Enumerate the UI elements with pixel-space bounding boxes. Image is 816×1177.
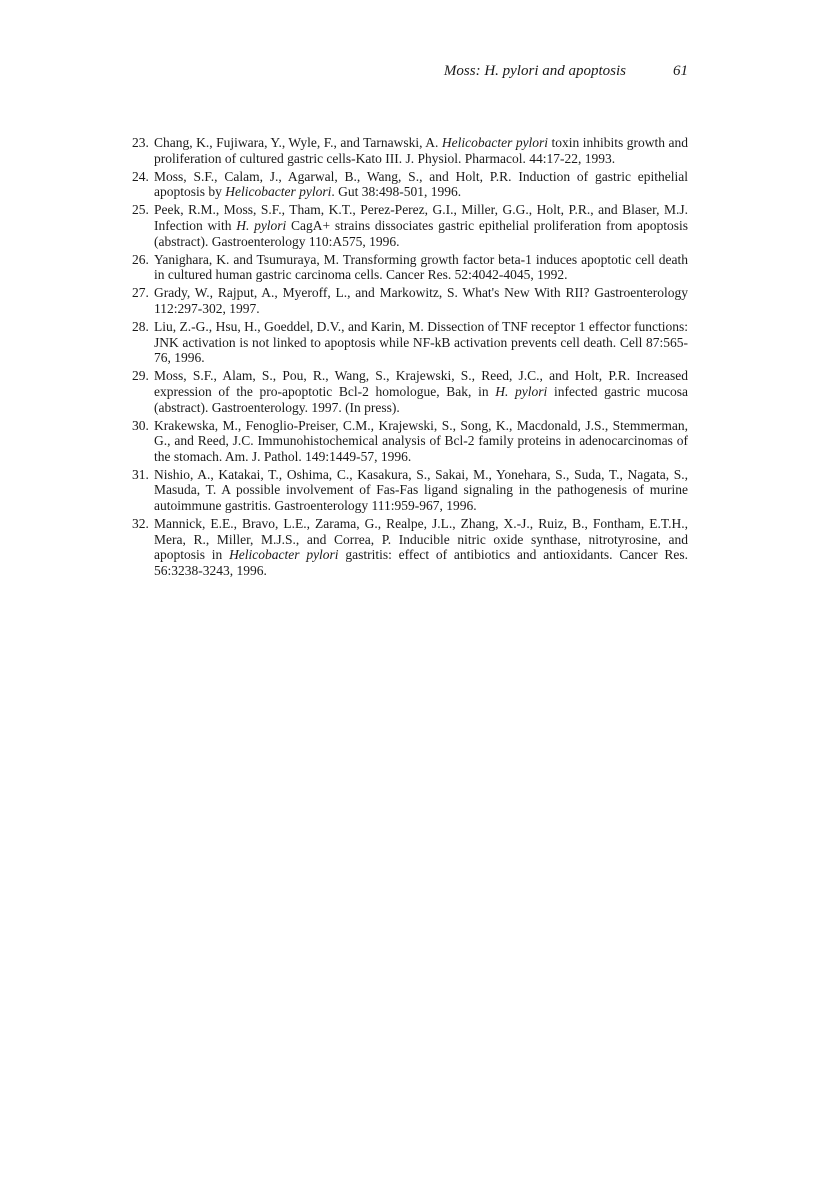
italic-species-name: Helicobacter pylori xyxy=(441,135,549,150)
reference-number: 26. xyxy=(132,251,149,267)
reference-text xyxy=(154,368,688,414)
reference-text-segment: Krakewska, M., Fenoglio-Preiser, C.M., Krajewski, S., Song, K., Macdonald, J.S., Stemmerman, G., and Reed, J.C. Immunohistochemical analysis of Bcl-2 family proteins in adenocarcinomas of the stomach. Am. J. Pathol. 149:1449-57, 1996. xyxy=(154,417,688,464)
reference-text xyxy=(154,418,688,464)
italic-species-name: H. pylori xyxy=(236,217,287,233)
reference-number: 30. xyxy=(132,417,149,433)
reference-text xyxy=(154,169,688,200)
reference-text-segment: Moss, S.F., Calam, J., Agarwal, B., Wang, S., and Holt, P.R. Induction of gastric epithelial apoptosis by xyxy=(154,168,688,200)
reference-text-segment: Moss, S.F., Alam, S., Pou, R., Wang, S., Krajewski, S., Reed, J.C., and Holt, P.R. Increased expression of the pro-apoptotic Bcl-2 homologue, Bak, in xyxy=(154,368,688,399)
reference-item xyxy=(132,252,688,283)
italic-species-name: Helicobacter pylori xyxy=(229,547,339,563)
reference-item xyxy=(132,368,688,415)
reference-number: 28. xyxy=(132,319,149,335)
reference-item xyxy=(132,135,688,166)
reference-item xyxy=(132,169,688,200)
reference-number: 32. xyxy=(132,516,149,532)
reference-text-segment: . Gut 38:498-501, 1996. xyxy=(331,184,462,200)
reference-text-segment: Mannick, E.E., Bravo, L.E., Zarama, G., Realpe, J.L., Zhang, X.-J., Ruiz, B., Fontham, E.T.H., Mera, R., Miller, M.J.S., and Correa, P. Inducible nitric oxide synthase, nitrotyrosine, and apoptosis in xyxy=(154,516,688,563)
reference-number: 31. xyxy=(132,466,149,482)
reference-number: 24. xyxy=(132,168,149,184)
reference-text xyxy=(154,319,688,365)
reference-text-segment: CagA+ strains dissociates gastric epithelial proliferation from apoptosis (abstract). Gastroenterology 110:A575, 1996. xyxy=(154,217,688,249)
reference-item xyxy=(132,516,688,578)
reference-text-segment: Grady, W., Rajput, A., Myeroff, L., and Markowitz, S. What's New With RII? Gastroenterology 112:297-302, 1997. xyxy=(154,285,688,316)
reference-item xyxy=(132,319,688,366)
reference-text xyxy=(154,252,688,283)
reference-item xyxy=(132,467,688,514)
reference-number: 29. xyxy=(132,368,149,384)
reference-text xyxy=(154,467,688,513)
reference-text-segment: Yanighara, K. and Tsumuraya, M. Transforming growth factor beta-1 induces apoptotic cell death in cultured human gastric carcinoma cells. Cancer Res. 52:4042-4045, 1992. xyxy=(154,251,688,283)
page-number: 61 xyxy=(673,63,688,79)
reference-text-segment: toxin inhibits growth and proliferation of cultured gastric cells-Kato III. J. Physiol. Pharmacol. 44:17-22, 1993. xyxy=(154,135,688,166)
reference-text-segment: Peek, R.M., Moss, S.F., Tham, K.T., Perez-Perez, G.I., Miller, G.G., Holt, P.R., and Blaser, M.J. Infection with xyxy=(154,202,688,233)
reference-number: 27. xyxy=(132,285,149,301)
reference-text-segment: gastritis: effect of antibiotics and antioxidants. Cancer Res. 56:3238-3243, 1996. xyxy=(154,547,688,578)
reference-text xyxy=(154,285,688,316)
reference-text-segment: infected gastric mucosa (abstract). Gastroenterology. 1997. (In press). xyxy=(154,383,689,415)
reference-text-segment: Chang, K., Fujiwara, Y., Wyle, F., and Tarnawski, A. xyxy=(154,135,442,150)
reference-list xyxy=(132,135,688,581)
reference-text-segment: Liu, Z.-G., Hsu, H., Goeddel, D.V., and Karin, M. Dissection of TNF receptor 1 effector functions: JNK activation is not linked to apoptosis while NF-kB activation prevents cell death. Cell 87:565-76, 1996. xyxy=(154,319,688,366)
running-title: Moss: H. pylori and apoptosis xyxy=(443,63,626,79)
reference-number: 25. xyxy=(132,202,149,218)
reference-text xyxy=(154,202,688,248)
reference-text xyxy=(154,135,688,166)
reference-item xyxy=(132,202,688,249)
reference-text xyxy=(154,516,688,578)
reference-number: 23. xyxy=(132,135,149,150)
reference-item xyxy=(132,418,688,465)
italic-species-name: H. pylori xyxy=(495,383,548,399)
italic-species-name: Helicobacter pylori xyxy=(225,184,332,200)
reference-text-segment: Nishio, A., Katakai, T., Oshima, C., Kasakura, S., Sakai, M., Yonehara, S., Suda, T., Nagata, S., Masuda, T. A possible involvement of Fas-Fas ligand signaling in the pathogenesis of murine autoimmune gastritis. Gastroenterology 111:959-967, 1996. xyxy=(154,466,688,514)
reference-item xyxy=(132,285,688,316)
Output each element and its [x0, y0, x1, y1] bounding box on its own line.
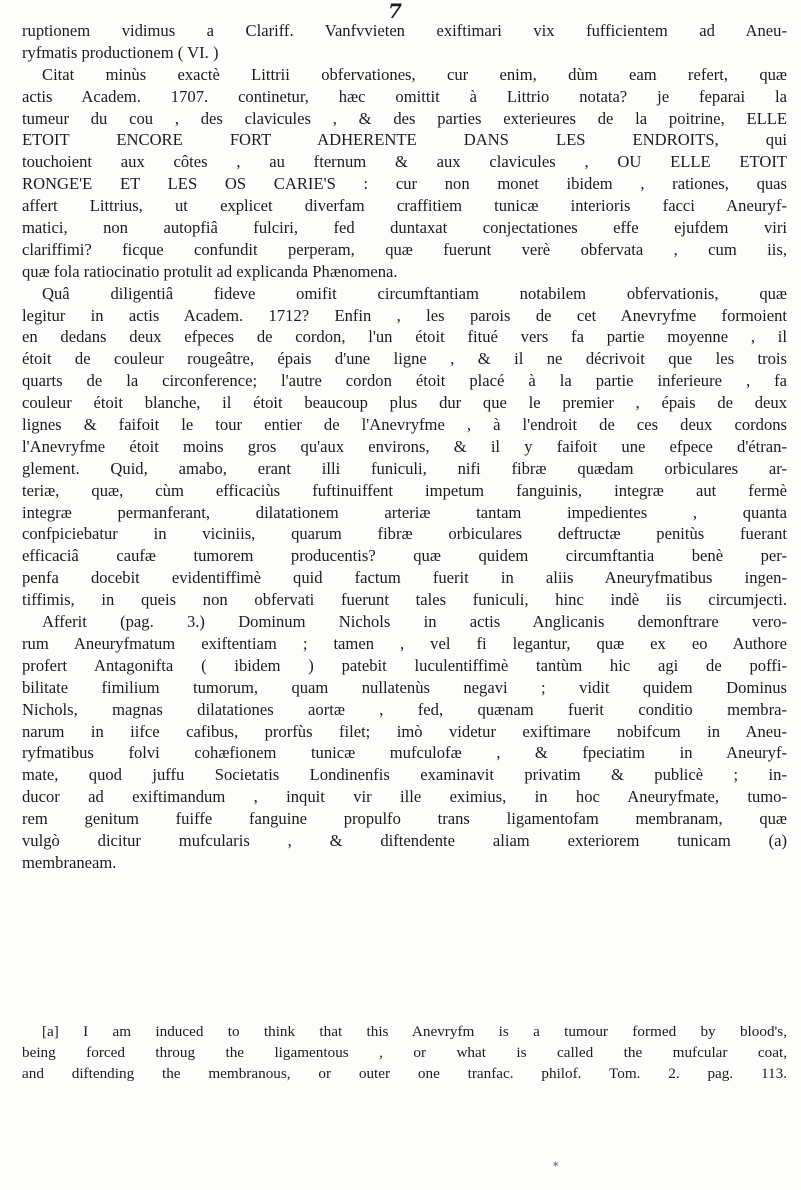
text-line: mate, quod juffu Societatis Londinenfis examinavit privatim & publicè ; in- — [22, 765, 787, 785]
text-line: tumeur du cou , des clavicules , & des parties exterieures de la poitrine, ELLE — [22, 108, 787, 128]
text-line: confpiciebatur in viciniis, quarum fibræ orbiculares deftructæ penitùs fuerant — [22, 524, 787, 544]
text-line: Nichols, magnas dilatationes aortæ , fed, quænam fuerit conditio membra- — [22, 699, 787, 719]
text-line: vulgò dicitur mufcularis , & diftendente aliam exteriorem tunicam (a) — [22, 830, 787, 850]
text-line: ryfmatibus folvi cohæfionem tunicæ mufculofæ , & fpeciatim in Aneuryf- — [22, 743, 787, 763]
text-line: tiffimis, in queis non obfervati fuerunt tales funiculi, hinc indè iis circumjecti. — [22, 590, 787, 610]
text-line: ruptionem vidimus a Clariff. Vanfvvieten exiftimari vix fufficientem ad Aneu- — [22, 21, 787, 40]
text-line: RONGE'E ET LES OS CARIE'S : cur non monet ibidem , rationes, quas — [22, 174, 787, 194]
text-line: narum in iifce cafibus, prorfùs filet; imò videtur exiftimare nobifcum in Aneu- — [22, 721, 787, 741]
text-line: en dedans deux efpeces de cordon, l'un étoit fitué vers fa partie moyenne , il — [22, 327, 787, 347]
text-line: membraneam. — [22, 852, 117, 872]
page-number: 7 — [388, 0, 402, 23]
stray-print-mark: * — [553, 1160, 559, 1173]
text-line: ryfmatis productionem ( VI. ) — [22, 42, 219, 62]
text-line: glement. Quid, amabo, erant illi funiculi, nifi fibræ quædam orbiculares ar- — [22, 458, 787, 478]
text-line: touchoient aux côtes , au fternum & aux clavicules , OU ELLE ETOIT — [22, 152, 787, 172]
text-line: clariffimi? ficque confundit perperam, quæ fuerunt verè obfervata , cum iis, — [22, 239, 787, 259]
footnote-line: and diftending the membranous, or outer one tranfac. philof. Tom. 2. pag. 113. — [22, 1065, 787, 1082]
text-line: quarts de la circonference; l'autre cordon étoit placé à la partie inferieure , fa — [22, 371, 787, 391]
text-line: integræ permanferant, dilatationem arteriæ tantam impedientes , quanta — [22, 502, 787, 522]
main-text — [22, 20, 787, 874]
text-line: lignes & faifoit le tour entier de l'Anevryfme , à l'endroit de ces deux cordons — [22, 415, 787, 435]
text-line: l'Anevryfme étoit moins gros qu'aux environs, & il y faifoit une efpece d'étran- — [22, 436, 787, 456]
footnote-line: being forced throug the ligamentous , or what is called the mufcular coat, — [22, 1044, 787, 1061]
text-line: affert Littrius, ut explicet diverfam craffitiem tunicæ interioris facci Aneuryf- — [22, 196, 787, 216]
text-line: étoit de couleur rougeâtre, épais d'une ligne , & il ne décrivoit que les trois — [22, 349, 787, 369]
footnote — [22, 1021, 787, 1084]
text-line: matici, non autopfiâ fulciri, fed duntaxat conjectationes effe ejufdem viri — [22, 218, 787, 238]
text-line: couleur étoit blanche, il étoit beaucoup plus dur que le premier , épais de deux — [22, 393, 787, 413]
text-line: teriæ, quæ, cùm efficaciùs fuftinuiffent impetum fanguinis, integræ aut fermè — [22, 480, 787, 500]
text-line: actis Academ. 1707. continetur, hæc omittit à Littrio notata? je feparai la — [22, 86, 787, 106]
text-line: rum Aneuryfmatum exiftentiam ; tamen , vel fi legantur, quæ ex eo Authore — [22, 633, 787, 653]
text-line: penfa docebit evidentiffimè quid factum fuerit in aliis Aneuryfmatibus ingen- — [22, 568, 787, 588]
text-line: profert Antagonifta ( ibidem ) patebit luculentiffimè tantùm hic agi de poffi- — [22, 655, 787, 675]
text-line: rem genitum fuiffe fanguine propulfo trans ligamentofam membranam, quæ — [22, 809, 787, 829]
text-line: Afferit (pag. 3.) Dominum Nichols in actis Anglicanis demonftrare vero- — [42, 612, 787, 632]
text-line: ETOIT ENCORE FORT ADHERENTE DANS LES ENDROITS, qui — [22, 130, 787, 150]
text-line: efficaciâ caufæ tumorem producentis? quæ quidem circumftantia benè per- — [22, 546, 787, 566]
text-line: Quâ diligentiâ fideve omifit circumftantiam notabilem obfervationis, quæ — [42, 283, 787, 303]
footnote-line: [a] I am induced to think that this Anevryfm is a tumour formed by blood's, — [42, 1023, 787, 1040]
text-line: ducor ad exiftimandum , inquit vir ille eximius, in hoc Aneuryfmate, tumo- — [22, 787, 787, 807]
text-line: legitur in actis Academ. 1712? Enfin , les parois de cet Anevryfme formoient — [22, 305, 787, 325]
text-line: quæ fola ratiocinatio protulit ad explicanda Phænomena. — [22, 261, 398, 281]
text-line: Citat minùs exactè Littrii obfervationes, cur enim, dùm eam refert, quæ — [42, 64, 787, 84]
text-line: bilitate fimilium tumorum, quam nullatenùs negavi ; vidit quidem Dominus — [22, 677, 787, 697]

----------

▸ **TASK GOAL**: Whenever the string "name" shows up in a line above, copy that line.

▸ **TASK RESULT**:
italic-species-name: Helicobacter pylori xyxy=(441,135,549,150)
italic-species-name: H. pylori xyxy=(236,217,287,233)
italic-species-name: Helicobacter pylori xyxy=(229,547,339,563)
italic-species-name: H. pylori xyxy=(495,383,548,399)
italic-species-name: Helicobacter pylori xyxy=(225,184,332,200)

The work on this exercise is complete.